EXERCISE INSTRUCTIONS
Return the lines of the data below in which the string "Nursing" occurs.

(RECORD SET Opens)

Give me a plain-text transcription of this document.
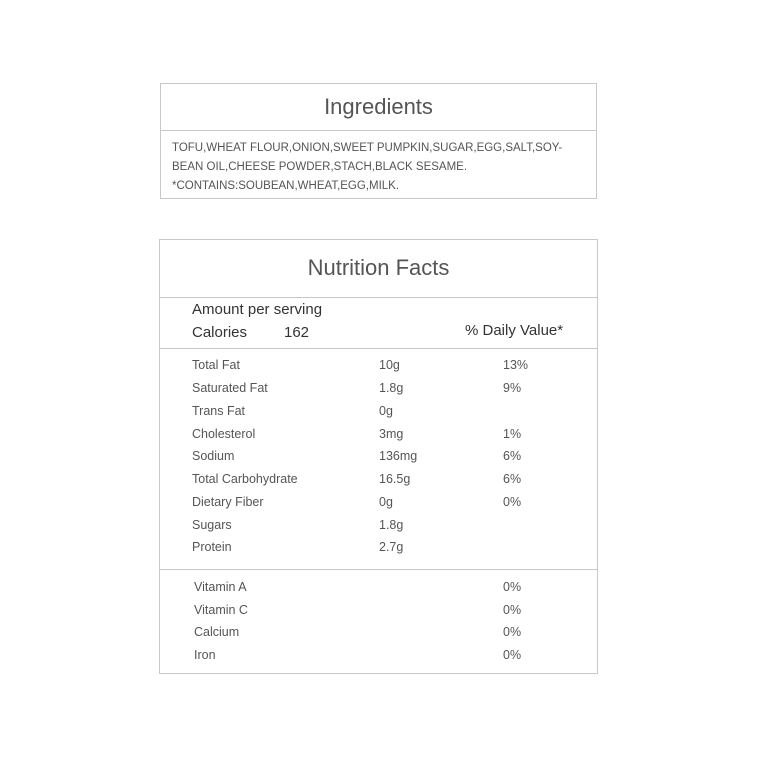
Ingredients
TOFU,WHEAT FLOUR,ONION,SWEET PUMPKIN,SUGAR,EGG,SALT,SOY-
BEAN OIL,CHEESE POWDER,STACH,BLACK SESAME.
*CONTAINS:SOUBEAN,WHEAT,EGG,MILK.
Nutrition Facts
Amount per serving
Calories 162	% Daily Value*
Total Fat	10g	13%
Saturated Fat	1.8g	9%
Trans Fat	0g
Cholesterol	3mg	1%
Sodium	136mg	6%
Total Carbohydrate	16.5g	6%
Dietary Fiber	0g	0%
Sugars	1.8g
Protein	2.7g
Vitamin A	0%
Vitamin C	0%
Calcium	0%
Iron	0%
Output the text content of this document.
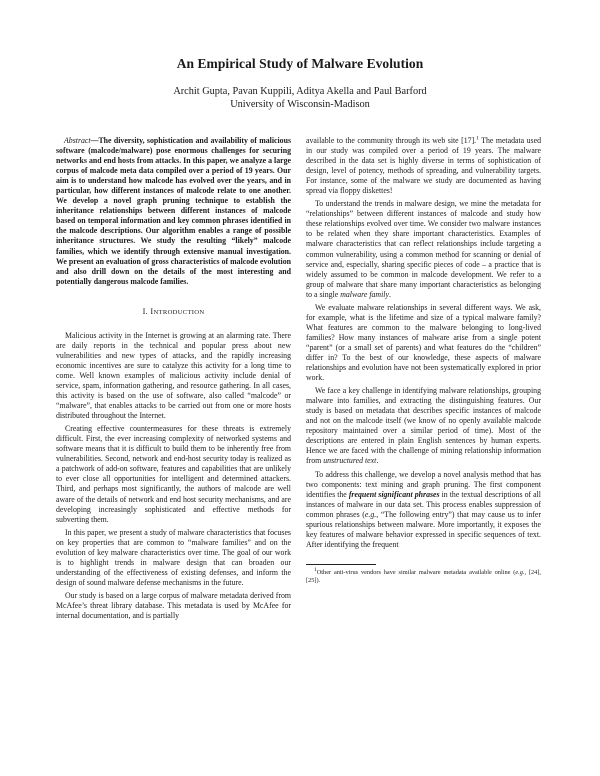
An Empirical Study of Malware Evolution
Archit Gupta, Pavan Kuppili, Aditya Akella and Paul Barford
University of Wisconsin-Madison

Abstract—The diversity, sophistication and availability of malicious software (malcode/malware) pose enormous challenges for securing networks and end hosts from attacks. In this paper, we analyze a large corpus of malcode meta data compiled over a period of 19 years. Our aim is to understand how malcode has evolved over the years, and in particular, how different instances of malcode relate to one another. We develop a novel graph pruning technique to establish the inheritance relationships between different instances of malcode based on temporal information and key common phrases identified in the malcode descriptions. Our algorithm enables a range of possible inheritance structures. We study the resulting “likely” malcode families, which we identify through extensive manual investigation. We present an evaluation of gross characteristics of malcode evolution and also drill down on the details of the most interesting and potentially dangerous malcode families.

I. INTRODUCTION

Malicious activity in the Internet is growing at an alarming rate. There are daily reports in the technical and popular press about new vulnerabilities and new types of attacks, and the rapidly increasing economic incentives are sure to catalyze this activity for a long time to come. Well known examples of malicious activity include denial of service, spam, information gathering, and resource gathering. In all cases, this activity is based on the use of software, also called “malcode” or “malware”, that enables attacks to be carried out from one or more hosts distributed throughout the Internet.

Creating effective countermeasures for these threats is extremely difficult. First, the ever increasing complexity of networked systems and software means that it is difficult to build them to be inherently free from vulnerabilities. Second, network and end-host security today is realized as a patchwork of add-on software, features and capabilities that are unlikely to ever close all opportunities for intelligent and determined attackers. Third, and perhaps most significantly, the authors of malcode are well aware of the details of network and end host security mechanisms, and are developing increasingly sophisticated and effective methods for subverting them.

In this paper, we present a study of malware characteristics that focuses on key properties that are common to “malware families” and on the evolution of key malware characteristics over time. The goal of our work is to highlight trends in malware design that can broaden our understanding of the effectiveness of existing defenses, and inform the design of sound malware defense mechanisms in the future.

Our study is based on a large corpus of malware metadata derived from McAfee’s threat library database. This metadata is used by McAfee for internal documentation, and is partially

available to the community through its web site [17].$^1$ The metadata used in our study was compiled over a period of 19 years. The malware described in the data set is highly diverse in terms of sophistication of design, level of potency, methods of spreading, and vulnerability targets. For instance, some of the malware we study are documented as having spread via floppy diskettes!

To understand the trends in malware design, we mine the metadata for “relationships” between different instances of malcode and study how these relationships evolved over time. We consider two malware instances to be related when they share important characteristics. Examples of malware characteristics that can reflect relationships include targeting a common vulnerability, using a common method for scanning or denial of service and, especially, sharing specific pieces of code – a practice that is widely assumed to be common in malcode development. We refer to a group of malware that share many important characteristics as belonging to a single malware family.

We evaluate malware relationships in several different ways. We ask, for example, what is the lifetime and size of a typical malware family? What features are common to the malware belonging to long-lived families? How many instances of malware arise from a single potent “parent” (or a small set of parents) and what features do the “children” differ in? To the best of our knowledge, these aspects of malware relationships and evolution have not been systematically explored in prior work.

We face a key challenge in identifying malware relationships, grouping malware into families, and extracting the distinguishing features. Our study is based on metadata that describes specific instances of malcode and not on the malcode itself (we know of no openly available malcode repository maintained over a similar period of time). Most of the descriptions are entered in plain English sentences by human experts. Hence we are faced with the challenge of mining relationship information from unstructured text.

To address this challenge, we develop a novel analysis method that has two components: text mining and graph pruning. The first component identifies the frequent significant phrases in the textual descriptions of all instances of malware in our data set. This process enables suppression of common phrases (e.g., “The following entry”) that may cause us to infer spurious relationships between malware. More importantly, it exposes the key features of malware behavior expressed in specific sequences of text. After identifying the frequent

$^1$Other anti-virus vendors have similar malware metadata available online (e.g., [24], [25]).
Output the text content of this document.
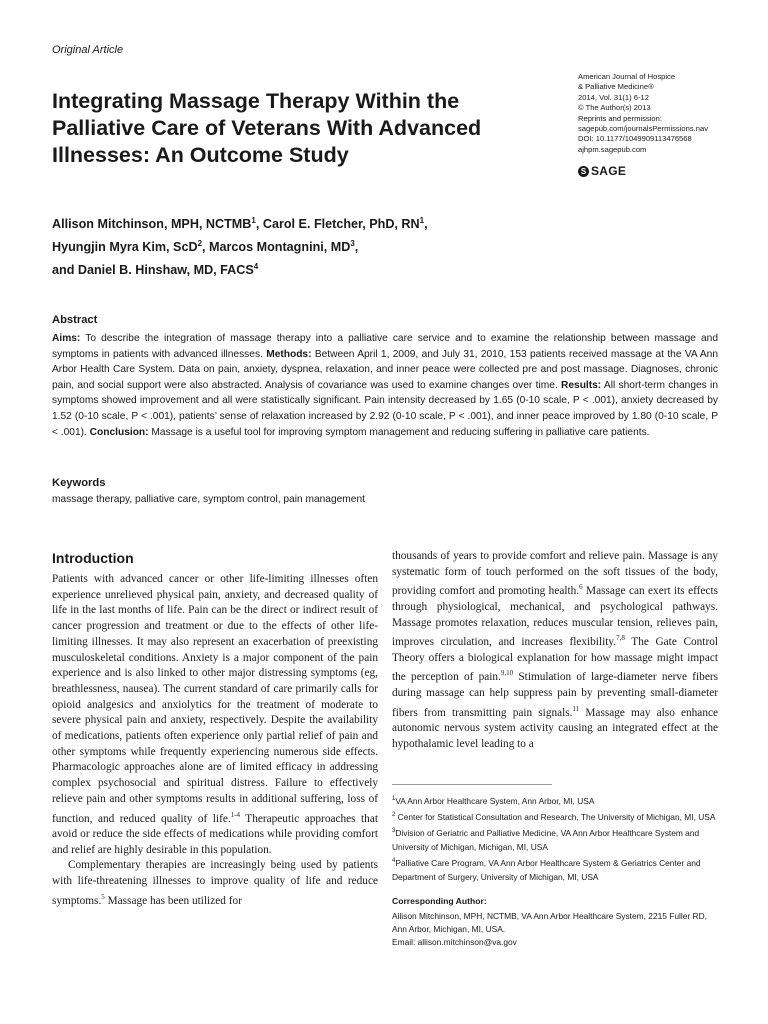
Original Article
Integrating Massage Therapy Within the Palliative Care of Veterans With Advanced Illnesses: An Outcome Study
American Journal of Hospice
& Palliative Medicine®
2014, Vol. 31(1) 6-12
© The Author(s) 2013
Reprints and permission:
sagepub.com/journalsPermissions.nav
DOI: 10.1177/1049909113476568
ajhpm.sagepub.com
S SAGE
Allison Mitchinson, MPH, NCTMB$^1$, Carol E. Fletcher, PhD, $RN^1$,
Hyungjin Myra Kim, ScD$^2$, Marcos Montagnini, $MD^3$,
and Daniel B. Hinshaw, MD, FACS$^4$
Abstract
Aims: To describe the integration of massage therapy into a palliative care service and to examine the relationship between massage and symptoms in patients with advanced illnesses. Methods: Between April 1, 2009, and July 31, 2010, 153 patients received massage at the VA Ann Arbor Health Care System. Data on pain, anxiety, dyspnea, relaxation, and inner peace were collected pre and post massage. Diagnoses, chronic pain, and social support were also abstracted. Analysis of covariance was used to examine changes over time. Results: All short-term changes in symptoms showed improvement and all were statistically significant. Pain intensity decreased by 1.65 (0-10 scale, P < .001), anxiety decreased by 1.52 (0-10 scale, P < .001), patients’ sense of relaxation increased by 2.92 (0-10 scale, P < .001), and inner peace improved by 1.80 (0-10 scale, P < .001). Conclusion: Massage is a useful tool for improving symptom management and reducing suffering in palliative care patients.
Keywords
massage therapy, palliative care, symptom control, pain management
Introduction

Patients with advanced cancer or other life-limiting illnesses often experience unrelieved physical pain, anxiety, and decreased quality of life in the last months of life. Pain can be the direct or indirect result of cancer progression and treatment or due to the effects of other life-limiting illnesses. It may also represent an exacerbation of preexisting musculoskeletal conditions. Anxiety is a major component of the pain experience and is also linked to other major distressing symptoms (eg, breathlessness, nausea). The current standard of care primarily calls for opioid analgesics and anxiolytics for the treatment of moderate to severe physical pain and anxiety, respectively. Despite the availability of medications, patients often experience only partial relief of pain and other symptoms while frequently experiencing numerous side effects. Pharmacologic approaches alone are of limited efficacy in addressing complex psychosocial and spiritual distress. Failure to effectively relieve pain and other symptoms results in additional suffering, loss of function, and reduced quality of life.$^{1-4}$ Therapeutic approaches that avoid or reduce the side effects of medications while providing comfort and relief are highly desirable in this population.

Complementary therapies are increasingly being used by patients with life-threatening illnesses to improve quality of life and reduce symptoms.$^5$ Massage has been utilized for

thousands of years to provide comfort and relieve pain. Massage is any systematic form of touch performed on the soft tissues of the body, providing comfort and promoting health.$^6$ Massage can exert its effects through physiological, mechanical, and psychological pathways. Massage promotes relaxation, reduces muscular tension, relieves pain, improves circulation, and increases flexibility.$^{7,8}$ The Gate Control Theory offers a biological explanation for how massage might impact the perception of pain.$^{9,10}$ Stimulation of large-diameter nerve fibers during massage can help suppress pain by preventing small-diameter fibers from transmitting pain signals.$^{11}$ Massage may also enhance autonomic nervous system activity causing an integrated effect at the hypothalamic level leading to a

$^1$VA Ann Arbor Healthcare System, Ann Arbor, MI, USA

$^2$ Center for Statistical Consultation and Research, The University of Michigan, MI, USA

$^3$Division of Geriatric and Palliative Medicine, VA Ann Arbor Healthcare System and University of Michigan, Michigan, MI, USA

$^4$Palliative Care Program, VA Ann Arbor Healthcare System & Geriatrics Center and Department of Surgery, University of Michigan, MI, USA

Corresponding Author:
Allison Mitchinson, MPH, NCTMB, VA Ann Arbor Healthcare System, 2215 Fuller RD, Ann Arbor, Michigan, MI, USA.
Email: allison.mitchinson@va.gov
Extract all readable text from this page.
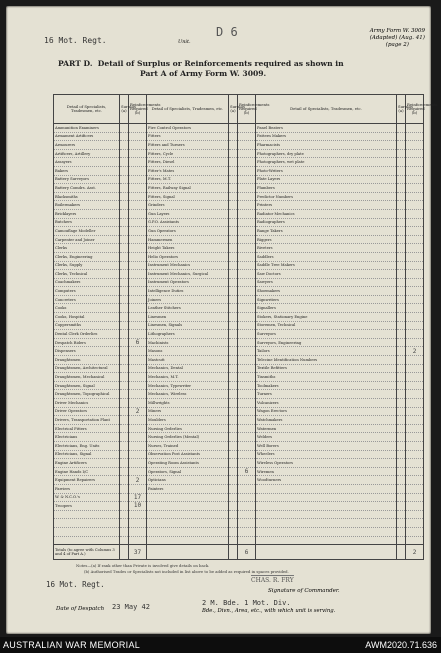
16 Mot. Regt.	Unit.
D 6	Army Form W. 3009
(Adapted) (Aug. 41)
(page 2)
PART D. Detail of Surplus or Reinforcements required as shown in
Part A of Army Form W. 3009.
Detail of Specialists, Tradesmen, etc.	Surplus (a)	Reinforcements Required (b)	Detail of Specialists, Tradesmen, etc.	Surplus (a)	Reinforcements Required (b)	Detail of Specialists, Tradesmen, etc.	Surplus (a)	Reinforcements Required (b)
Ammunition Examiners			Fire Control Operators			Panel Beaters		
Armament Artificers			Fitters			Pattern Makers		
Armourers			Fitters and Turners			Pharmacists		
Artificers, Artillery			Fitters, Cycle			Photographers, dry plate		
Assayers			Fitters, Diesel			Photographers, wet plate		
Bakers			Fitter's Mates			Photo-Writers		
Battery Surveyors			Fitters, M.T.			Plate Layers		
Battery Comdrs. Asst.			Fitters, Railway Signal			Plumbers		
Blacksmiths			Fitters, Signal			Predictor Numbers		
Boilermakers			Grinders			Printers		
Bricklayers			Gun Layers			Radiator Mechanics		
Butchers			G.P.O. Assistants			Radiographers		
Camouflage Modeller			Gun Operators			Range Takers		
Carpenter and Joiner			Hammermen			Riggers		
Clerks			Height Takers			Riveters		
Clerks, Engineering			Helio Operators			Saddlers		
Clerks, Supply			Instrument Mechanics			Saddle Tree Makers		
Clerks, Technical			Instrument Mechanics, Surgical			Saw Doctors		
Coachmakers			Instrument Operators			Sawyers		
Computers			Intelligence Duties			Shoemakers		
Concreters			Joiners			Signwriters		
Cooks			Leather Stitchers			Signallers		
Cooks, Hospital			Linesmen			Stokers, Stationary Engine		
Coppersmiths			Linesmen, Signals			Storemen, Technical		
Dental Clerk Orderlies			Lithographers			Surveyors		
Despatch Riders		6	Machinists			Surveyors, Engineering		
Dispensers			Masons			Tailors		2
Draughtsmen			Mastcutt			Telecine Identification Numbers		
Draughtsmen, Architectural			Mechanics, Dental			Textile Refitters		
Draughtsmen, Mechanical			Mechanics, M.T.			Tinsmiths		
Draughtsmen, Signal			Mechanics, Typewriter			Toolmakers		
Draughtsmen, Topographical			Mechanics, Wireless			Turners		
Driver Mechanics			Millwrights			Vulcanizers		
Driver Operators		2	Miners			Wagon Erectors		
Drivers, Transportation Plant			Moulders			Watchmakers		
Electrical Fitters			Nursing Orderlies			Watermen		
Electricians			Nursing Orderlies (Mental)			Welders		
Electricians, Eng. Units			Nurses, Trained			Well Borers		
Electricians, Signal			Observation Post Assistants			Wheelers		
Engine Artificers			Operating Room Assistants			Wireless Operators		
Engine Hands I/C			Operators, Signal		6	Wiremen		
Equipment Repairers		2	Opticians			Woodturners		
Farriers			Painters					
W. & N.C.O.'s		17						
Troopers		10						

Totals (to agree with Columns 3 and 4 of Part A.)		37			6			2
Notes—(a) If rank other than Private is involved give details on back.
(b) Authorised Trades or Specialists not included in list above to be added as required in spaces provided.
16 Mot. Regt.	CHAS. R. FRY
Signature of Commander.
2 M. Bde. 1 Mot. Div.
Date of Despatch 23 May 42	Bde., Divn., Area, etc., with which unit is serving.
AUSTRALIAN WAR MEMORIAL	AWM2020.71.636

(RECORD SET Closes)

REPLY TO THE TASK
Electrical Fitters			Nursing Orderlies			Watermen		
Electricians			Nursing Orderlies (Mental)			Welders		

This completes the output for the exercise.